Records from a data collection
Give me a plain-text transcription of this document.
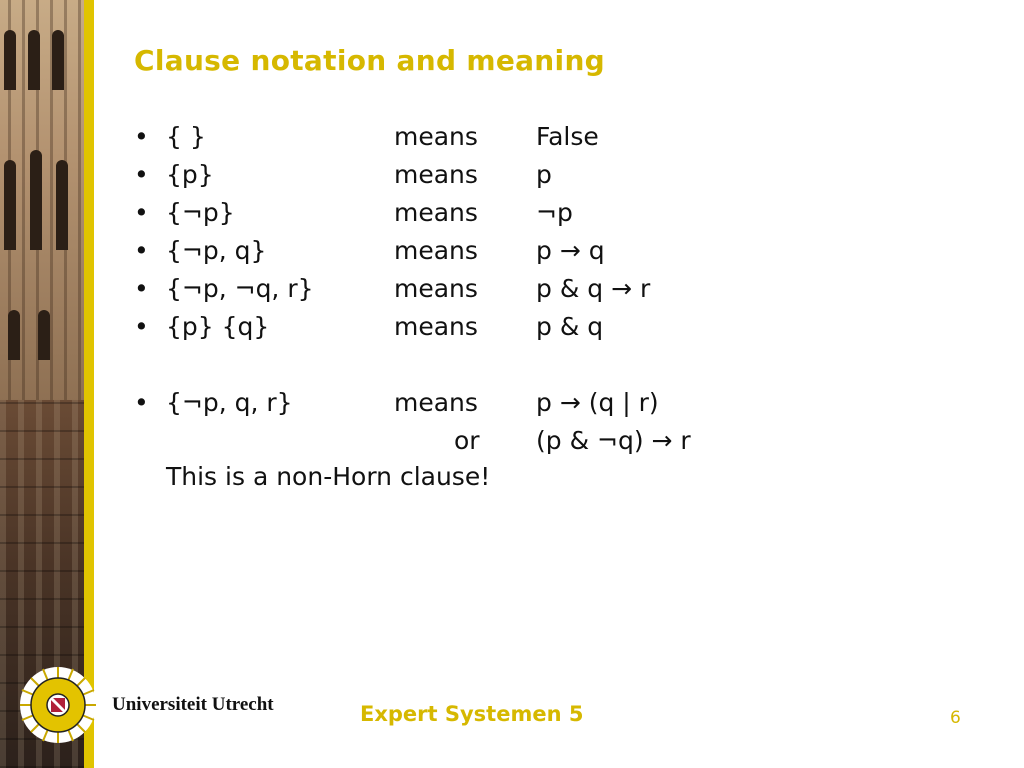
Clause notation and meaning
• { }	means False
• {p}	means p
• {¬p}	means ¬p
• {¬p, q}	means p → q
• {¬p, ¬q, r}	means p & q → r
• {p} {q}	means p & q
• {¬p, q, r}	means p → (q | r)
or (p & ¬q) → r
This is a non-Horn clause!
Universiteit Utrecht	Expert Systemen 5	6
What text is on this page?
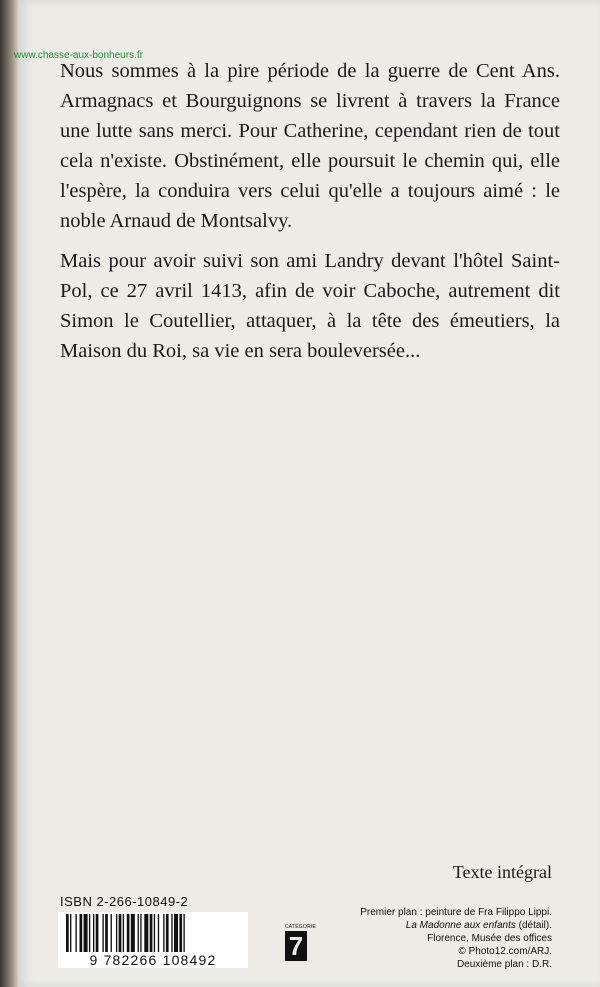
www.chasse-aux-bonheurs.fr

Nous sommes à la pire période de la guerre de Cent Ans. Armagnacs et Bourguignons se livrent à travers la France une lutte sans merci. Pour Catherine, cependant rien de tout cela n'existe. Obstinément, elle poursuit le chemin qui, elle l'espère, la conduira vers celui qu'elle a toujours aimé : le noble Arnaud de Montsalvy.

Mais pour avoir suivi son ami Landry devant l'hôtel Saint-Pol, ce 27 avril 1413, afin de voir Caboche, autrement dit Simon le Coutellier, attaquer, à la tête des émeutiers, la Maison du Roi, sa vie en sera bouleversée...

Texte intégral
ISBN 2-266-10849-2
9 782266 108492
CATÉGORIE
7
Premier plan : peinture de Fra Filippo Lippi.
La Madonne aux enfants (détail).
Florence, Musée des offices
© Photo12.com/ARJ.
Deuxième plan : D.R.
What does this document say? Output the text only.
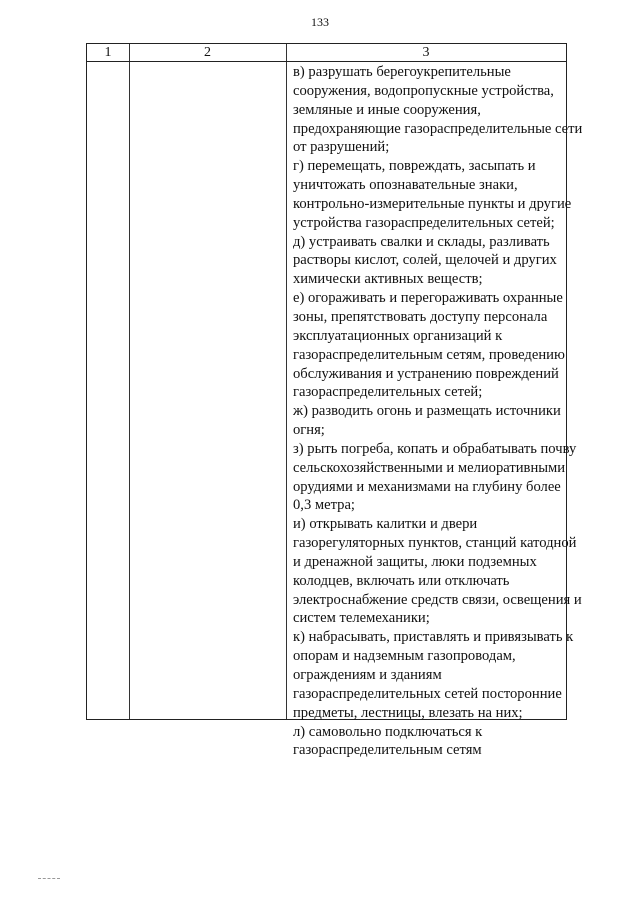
133
1	2	3
в) разрушать берегоукрепительные
сооружения, водопропускные устройства,
земляные и иные сооружения,
предохраняющие газораспределительные сети
от разрушений;
г) перемещать, повреждать, засыпать и
уничтожать опознавательные знаки,
контрольно-измерительные пункты и другие
устройства газораспределительных сетей;
д) устраивать свалки и склады, разливать
растворы кислот, солей, щелочей и других
химически активных веществ;
е) огораживать и перегораживать охранные
зоны, препятствовать доступу персонала
эксплуатационных организаций к
газораспределительным сетям, проведению
обслуживания и устранению повреждений
газораспределительных сетей;
ж) разводить огонь и размещать источники
огня;
з) рыть погреба, копать и обрабатывать почву
сельскохозяйственными и мелиоративными
орудиями и механизмами на глубину более
0,3 метра;
и) открывать калитки и двери
газорегуляторных пунктов, станций катодной
и дренажной защиты, люки подземных
колодцев, включать или отключать
электроснабжение средств связи, освещения и
систем телемеханики;
к) набрасывать, приставлять и привязывать к
опорам и надземным газопроводам,
ограждениям и зданиям
газораспределительных сетей посторонние
предметы, лестницы, влезать на них;
л) самовольно подключаться к
газораспределительным сетям
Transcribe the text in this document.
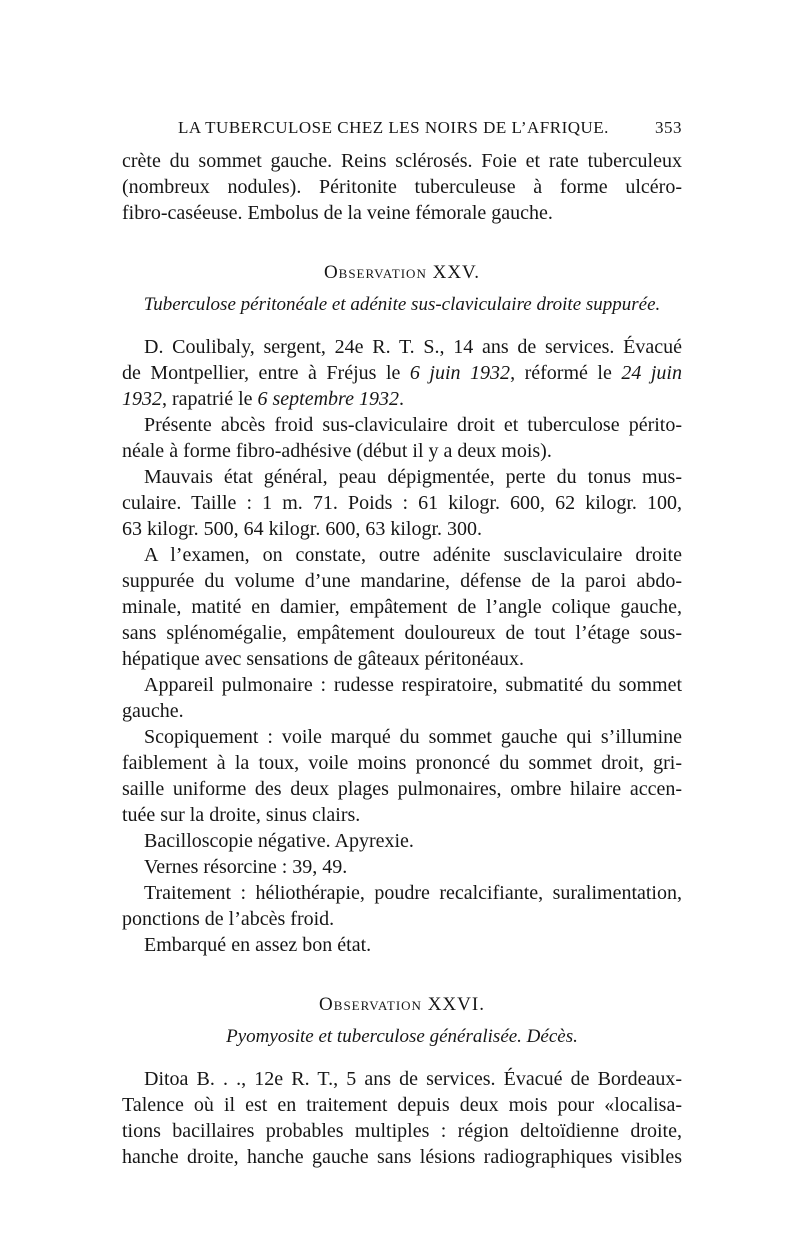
LA TUBERCULOSE CHEZ LES NOIRS DE L’AFRIQUE.	353
crète du sommet gauche. Reins sclérosés. Foie et rate tuberculeux
(nombreux nodules). Péritonite tuberculeuse à forme ulcéro-
fibro-caséeuse. Embolus de la veine fémorale gauche.
Observation XXV.
Tuberculose péritonéale et adénite sus-claviculaire droite suppurée.
D. Coulibaly, sergent, 24e R. T. S., 14 ans de services. Évacué
de Montpellier, entre à Fréjus le 6 juin 1932, réformé le 24 juin
1932, rapatrié le 6 septembre 1932.
Présente abcès froid sus-claviculaire droit et tuberculose périto-
néale à forme fibro-adhésive (début il y a deux mois).
Mauvais état général, peau dépigmentée, perte du tonus mus-
culaire. Taille : 1 m. 71. Poids : 61 kilogr. 600, 62 kilogr. 100,
63 kilogr. 500, 64 kilogr. 600, 63 kilogr. 300.
A l’examen, on constate, outre adénite susclaviculaire droite
suppurée du volume d’une mandarine, défense de la paroi abdo-
minale, matité en damier, empâtement de l’angle colique gauche,
sans splénomégalie, empâtement douloureux de tout l’étage sous-
hépatique avec sensations de gâteaux péritonéaux.
Appareil pulmonaire : rudesse respiratoire, submatité du sommet
gauche.
Scopiquement : voile marqué du sommet gauche qui s’illumine
faiblement à la toux, voile moins prononcé du sommet droit, gri-
saille uniforme des deux plages pulmonaires, ombre hilaire accen-
tuée sur la droite, sinus clairs.
Bacilloscopie négative. Apyrexie.
Vernes résorcine : 39, 49.
Traitement : héliothérapie, poudre recalcifiante, suralimentation,
ponctions de l’abcès froid.
Embarqué en assez bon état.
Observation XXVI.
Pyomyosite et tuberculose généralisée. Décès.
Ditoa B. . ., 12e R. T., 5 ans de services. Évacué de Bordeaux-
Talence où il est en traitement depuis deux mois pour «localisa-
tions bacillaires probables multiples : région deltoïdienne droite,
hanche droite, hanche gauche sans lésions radiographiques visibles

- [EXERCISE REQUIREMENTS]
Look through the material and copy each line that has "means".

- [WRITTEN RESPONSE]
• { }	means False
• {p}	means p
• {¬p}	means ¬p
• {¬p, q}	means p → q
• {¬p, ¬q, r}	means p & q → r
• {p} {q}	means p & q
• {¬p, q, r}	means p → (q | r)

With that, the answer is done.